■ Data section ■
+++
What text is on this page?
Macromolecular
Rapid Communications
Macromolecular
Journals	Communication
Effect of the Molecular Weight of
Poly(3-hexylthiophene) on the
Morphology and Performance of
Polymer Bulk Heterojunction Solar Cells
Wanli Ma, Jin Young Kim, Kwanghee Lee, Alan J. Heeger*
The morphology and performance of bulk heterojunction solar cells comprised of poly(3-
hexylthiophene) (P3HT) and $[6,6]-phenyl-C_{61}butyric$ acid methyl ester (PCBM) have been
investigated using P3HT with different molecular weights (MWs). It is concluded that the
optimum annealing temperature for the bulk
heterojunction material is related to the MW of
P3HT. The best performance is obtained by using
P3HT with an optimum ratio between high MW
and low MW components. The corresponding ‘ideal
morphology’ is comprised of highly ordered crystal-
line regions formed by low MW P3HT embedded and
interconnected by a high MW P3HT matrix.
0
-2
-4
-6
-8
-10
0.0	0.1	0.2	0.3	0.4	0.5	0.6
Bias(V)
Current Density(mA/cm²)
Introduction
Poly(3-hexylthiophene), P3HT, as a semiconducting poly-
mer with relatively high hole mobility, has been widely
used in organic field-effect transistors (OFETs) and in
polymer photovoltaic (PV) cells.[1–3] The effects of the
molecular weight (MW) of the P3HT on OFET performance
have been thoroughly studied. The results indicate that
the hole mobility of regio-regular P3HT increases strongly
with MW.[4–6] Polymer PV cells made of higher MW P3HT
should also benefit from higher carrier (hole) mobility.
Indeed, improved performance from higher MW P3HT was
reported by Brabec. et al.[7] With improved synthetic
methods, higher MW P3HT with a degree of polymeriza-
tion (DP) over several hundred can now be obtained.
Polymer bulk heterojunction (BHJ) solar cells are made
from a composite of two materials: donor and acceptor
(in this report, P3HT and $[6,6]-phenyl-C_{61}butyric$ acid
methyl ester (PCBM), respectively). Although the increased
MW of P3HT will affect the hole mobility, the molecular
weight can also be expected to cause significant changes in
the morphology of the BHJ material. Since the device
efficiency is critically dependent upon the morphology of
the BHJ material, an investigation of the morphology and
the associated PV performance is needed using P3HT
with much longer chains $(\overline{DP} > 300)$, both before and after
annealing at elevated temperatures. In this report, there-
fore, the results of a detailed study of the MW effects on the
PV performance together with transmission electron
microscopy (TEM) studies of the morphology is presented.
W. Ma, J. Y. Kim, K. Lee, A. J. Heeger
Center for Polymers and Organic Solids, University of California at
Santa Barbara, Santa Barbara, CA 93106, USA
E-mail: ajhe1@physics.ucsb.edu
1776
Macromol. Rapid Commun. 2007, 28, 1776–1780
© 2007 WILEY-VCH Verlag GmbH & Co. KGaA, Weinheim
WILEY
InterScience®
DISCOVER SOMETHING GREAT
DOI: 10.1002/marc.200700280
+++
■ About this task ■
Return every record, word for word.

■ Result of this exercise ■
What text is on this page?
Macromolecular
Rapid Communications
Macromolecular
Journals	Communication
Effect of the Molecular Weight of
Poly(3-hexylthiophene) on the
Morphology and Performance of
Polymer Bulk Heterojunction Solar Cells
Wanli Ma, Jin Young Kim, Kwanghee Lee, Alan J. Heeger*
The morphology and performance of bulk heterojunction solar cells comprised of poly(3-
hexylthiophene) (P3HT) and $[6,6]-phenyl-C_{61}butyric$ acid methyl ester (PCBM) have been
investigated using P3HT with different molecular weights (MWs). It is concluded that the
optimum annealing temperature for the bulk
heterojunction material is related to the MW of
P3HT. The best performance is obtained by using
P3HT with an optimum ratio between high MW
and low MW components. The corresponding ‘ideal
morphology’ is comprised of highly ordered crystal-
line regions formed by low MW P3HT embedded and
interconnected by a high MW P3HT matrix.
0
-2
-4
-6
-8
-10
0.0	0.1	0.2	0.3	0.4	0.5	0.6
Bias(V)
Current Density(mA/cm²)
Introduction
Poly(3-hexylthiophene), P3HT, as a semiconducting poly-
mer with relatively high hole mobility, has been widely
used in organic field-effect transistors (OFETs) and in
polymer photovoltaic (PV) cells.[1–3] The effects of the
molecular weight (MW) of the P3HT on OFET performance
have been thoroughly studied. The results indicate that
the hole mobility of regio-regular P3HT increases strongly
with MW.[4–6] Polymer PV cells made of higher MW P3HT
should also benefit from higher carrier (hole) mobility.
Indeed, improved performance from higher MW P3HT was
reported by Brabec. et al.[7] With improved synthetic
methods, higher MW P3HT with a degree of polymeriza-
tion (DP) over several hundred can now be obtained.
Polymer bulk heterojunction (BHJ) solar cells are made
from a composite of two materials: donor and acceptor
(in this report, P3HT and $[6,6]-phenyl-C_{61}butyric$ acid
methyl ester (PCBM), respectively). Although the increased
MW of P3HT will affect the hole mobility, the molecular
weight can also be expected to cause significant changes in
the morphology of the BHJ material. Since the device
efficiency is critically dependent upon the morphology of
the BHJ material, an investigation of the morphology and
the associated PV performance is needed using P3HT
with much longer chains $(\overline{DP} > 300)$, both before and after
annealing at elevated temperatures. In this report, there-
fore, the results of a detailed study of the MW effects on the
PV performance together with transmission electron
microscopy (TEM) studies of the morphology is presented.
W. Ma, J. Y. Kim, K. Lee, A. J. Heeger
Center for Polymers and Organic Solids, University of California at
Santa Barbara, Santa Barbara, CA 93106, USA
E-mail: ajhe1@physics.ucsb.edu
1776
Macromol. Rapid Commun. 2007, 28, 1776–1780
© 2007 WILEY-VCH Verlag GmbH & Co. KGaA, Weinheim
WILEY
InterScience®
DISCOVER SOMETHING GREAT
DOI: 10.1002/marc.200700280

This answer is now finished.